[Collection entries]

** begin **

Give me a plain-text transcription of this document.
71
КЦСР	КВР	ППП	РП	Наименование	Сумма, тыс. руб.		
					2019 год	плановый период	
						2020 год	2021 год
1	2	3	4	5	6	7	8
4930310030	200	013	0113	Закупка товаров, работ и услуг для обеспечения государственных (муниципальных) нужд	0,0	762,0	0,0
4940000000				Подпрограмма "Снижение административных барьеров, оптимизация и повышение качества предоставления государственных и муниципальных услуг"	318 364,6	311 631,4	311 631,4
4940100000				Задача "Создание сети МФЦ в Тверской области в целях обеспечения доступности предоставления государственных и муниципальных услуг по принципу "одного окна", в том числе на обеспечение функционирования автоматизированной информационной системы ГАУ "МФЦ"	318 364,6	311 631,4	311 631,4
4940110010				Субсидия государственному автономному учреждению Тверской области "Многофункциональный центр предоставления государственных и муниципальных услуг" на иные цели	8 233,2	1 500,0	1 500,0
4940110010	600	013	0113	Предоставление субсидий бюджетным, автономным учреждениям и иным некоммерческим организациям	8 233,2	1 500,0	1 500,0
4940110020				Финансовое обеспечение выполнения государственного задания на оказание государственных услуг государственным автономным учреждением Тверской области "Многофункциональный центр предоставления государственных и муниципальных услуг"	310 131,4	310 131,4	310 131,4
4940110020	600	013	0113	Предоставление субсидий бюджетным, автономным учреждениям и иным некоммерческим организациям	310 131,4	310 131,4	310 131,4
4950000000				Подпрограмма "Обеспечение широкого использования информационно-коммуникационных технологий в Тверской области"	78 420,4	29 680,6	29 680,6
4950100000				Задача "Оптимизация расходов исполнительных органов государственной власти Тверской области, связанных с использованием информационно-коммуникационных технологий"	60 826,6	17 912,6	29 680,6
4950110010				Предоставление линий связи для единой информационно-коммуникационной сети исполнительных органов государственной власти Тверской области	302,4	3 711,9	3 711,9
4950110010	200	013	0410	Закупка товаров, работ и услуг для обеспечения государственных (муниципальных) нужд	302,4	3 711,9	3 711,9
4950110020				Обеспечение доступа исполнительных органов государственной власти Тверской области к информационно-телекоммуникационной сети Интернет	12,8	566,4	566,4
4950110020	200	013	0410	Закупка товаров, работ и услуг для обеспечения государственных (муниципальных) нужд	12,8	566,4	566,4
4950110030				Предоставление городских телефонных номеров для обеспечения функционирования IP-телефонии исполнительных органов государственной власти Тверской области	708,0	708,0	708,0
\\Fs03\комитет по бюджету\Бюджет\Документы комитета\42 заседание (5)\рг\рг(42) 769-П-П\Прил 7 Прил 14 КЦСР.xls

** end **

=== TASK STATEMENT ===
Count every line in the listing above that holds "Подпрограмма", then report only the count.

=== THE RESPONSE ===
2